“Perché un giovane precario non può vivere in modo autonomo?” Questa la vera domanda per Lando Maria Sileoni, segretario generale della Fabi (Federazione autonoma bancari italiani), il sindacato bancario più rappresentativo in Italia con oltre 100mila iscritti e 98 sedi territoriali. L’occasione per discutere di precarietà nel mondo delle banche si è avuta oggi a Milano con la presentazione dell’indagine statistica, la prima di settore, “Destinazione banca: genesi, analisi, numeri e proposte sul fenomeno del precariato nel sistema del credito” a cura del Centro studi Fabi “Pietro Desiderato”, presieduto da Gianfranco Amato. Lo studio, effettuato su un campione rappresentativo di 248mila lavoratori bancari del sistema Abi e 33mila del credito cooperativo, rileva il numero di lavoratori precari (tutti coloro che hanno contratti di somministrazione, di collaborazione a progetto, di apprendistato, di inserimento, a termine) presenti nelle banche italiane al 31 dicembre 2009: solo il 29% dei lavoratori è stato assunto in banca con un contratto a tempo indeterminato. La restante percentuale si è dovuta accontentare di un contratto a termine (31%), di apprendistato (13%), di somministrazione (11%), di inserimento (9%), di stage o tirocinio (6%), di collaborazione a progetto (1%).

Nelle banche di credito cooperativo, i lavoratori precari rappresentano il 6,3% della forza lavoro complessiva, mentre nelle banche aderenti al sistema Abi, specie nei grandi gruppi, il valore non supera il 4,6%. “Questa differenza è dovuta al fatto che gli istituti di credito cooperativo assumono di più rispetto alle banche Abi – spiega Sileoni – Queste ultime ricorrono meno a nuove assunzioni perché hanno un maggior numero di lavoratori in eccesso dovuto alle continue fusioni e ristrutturazioni”.

........

# Compito 1:
Secondo l'articolo sul precariato nelle banche, quale percentuale di lavoratori è stata assunta con un contratto a tempo indeterminato?
# Compito 2:
Prosegui l'articolo sul precariato nelle banche dal punto in cui si interrompe.

........

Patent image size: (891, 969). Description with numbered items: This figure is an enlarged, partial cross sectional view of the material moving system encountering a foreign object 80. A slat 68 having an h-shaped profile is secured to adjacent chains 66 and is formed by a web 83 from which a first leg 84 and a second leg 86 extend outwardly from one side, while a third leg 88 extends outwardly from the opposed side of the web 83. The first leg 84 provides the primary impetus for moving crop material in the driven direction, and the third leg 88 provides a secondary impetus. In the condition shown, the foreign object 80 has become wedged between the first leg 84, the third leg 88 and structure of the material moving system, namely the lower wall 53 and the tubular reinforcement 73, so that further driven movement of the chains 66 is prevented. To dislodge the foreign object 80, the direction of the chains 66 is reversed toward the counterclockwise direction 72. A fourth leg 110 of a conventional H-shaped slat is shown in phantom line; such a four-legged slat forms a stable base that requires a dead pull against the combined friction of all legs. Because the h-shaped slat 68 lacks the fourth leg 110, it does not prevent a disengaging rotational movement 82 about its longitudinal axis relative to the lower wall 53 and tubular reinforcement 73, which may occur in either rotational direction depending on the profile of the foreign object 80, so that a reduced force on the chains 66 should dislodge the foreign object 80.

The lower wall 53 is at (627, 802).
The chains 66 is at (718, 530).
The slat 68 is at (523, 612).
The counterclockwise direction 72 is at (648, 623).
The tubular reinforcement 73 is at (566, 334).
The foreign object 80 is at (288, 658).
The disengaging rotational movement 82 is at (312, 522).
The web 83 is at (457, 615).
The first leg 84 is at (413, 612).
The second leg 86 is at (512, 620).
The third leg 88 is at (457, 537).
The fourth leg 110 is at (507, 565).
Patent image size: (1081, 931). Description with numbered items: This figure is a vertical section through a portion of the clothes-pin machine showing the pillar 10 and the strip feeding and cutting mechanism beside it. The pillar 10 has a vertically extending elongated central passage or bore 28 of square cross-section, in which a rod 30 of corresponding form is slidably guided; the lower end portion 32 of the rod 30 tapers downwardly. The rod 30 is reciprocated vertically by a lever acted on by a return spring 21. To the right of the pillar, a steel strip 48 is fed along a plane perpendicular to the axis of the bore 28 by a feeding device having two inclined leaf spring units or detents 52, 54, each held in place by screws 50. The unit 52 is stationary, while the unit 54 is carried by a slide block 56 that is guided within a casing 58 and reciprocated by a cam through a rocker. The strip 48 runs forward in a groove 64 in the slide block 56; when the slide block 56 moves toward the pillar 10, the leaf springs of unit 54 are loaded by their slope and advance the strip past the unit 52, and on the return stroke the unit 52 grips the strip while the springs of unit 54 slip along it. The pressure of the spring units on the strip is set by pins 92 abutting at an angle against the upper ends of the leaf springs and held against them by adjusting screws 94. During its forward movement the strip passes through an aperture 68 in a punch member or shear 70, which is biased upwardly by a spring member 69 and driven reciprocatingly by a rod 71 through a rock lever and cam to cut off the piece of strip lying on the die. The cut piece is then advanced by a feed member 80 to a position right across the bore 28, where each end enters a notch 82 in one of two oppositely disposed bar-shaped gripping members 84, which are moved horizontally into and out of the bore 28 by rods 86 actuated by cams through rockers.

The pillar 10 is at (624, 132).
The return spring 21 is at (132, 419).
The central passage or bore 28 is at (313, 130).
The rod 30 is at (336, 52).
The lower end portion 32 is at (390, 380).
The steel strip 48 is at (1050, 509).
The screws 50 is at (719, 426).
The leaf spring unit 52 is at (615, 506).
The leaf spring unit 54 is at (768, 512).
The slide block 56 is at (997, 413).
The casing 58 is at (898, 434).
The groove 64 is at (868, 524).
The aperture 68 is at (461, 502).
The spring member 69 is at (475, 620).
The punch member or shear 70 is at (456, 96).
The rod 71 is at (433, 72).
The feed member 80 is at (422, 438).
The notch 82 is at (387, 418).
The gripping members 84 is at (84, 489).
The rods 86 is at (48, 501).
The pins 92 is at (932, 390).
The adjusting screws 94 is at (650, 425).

........

# Risposta scritta 1:
Il 29%.

# Risposta scritta 2:
La diffusione del precariato è maggiore in Centro Italia e al Nord: “Al Sud ci sono meno precari perché il tasso di assunzione nel Mezzogiorno è minore a causa della crisi economica”.

Tutti gli interlocutori presenti all’incontro sono concordi nel giudizio sulla legge 30 del 2003, ribattezzata legge Biagi dal nome del suo promotore, il giuslavorista ucciso dalle Nuove Br il 19 marzo 2002. “Perché una legge nata come leva straordinaria viene usata come leva ordinaria?” si chiede il professor Gianfranco Amato, presidente del centro studi Pietro Desiderato, think thank della Fabi. “Uno strumento utile come la legge 30 introdotta nel mondo del lavoro per aumentare la flessibilità è diventato un chiavistello per eliminare la stabilità – dice Amato – A un’economia instabile corrisponde un lavoro altrettanto instabile. Da una ragionevole flessibilità siamo passati a una pericolosa precarietà”.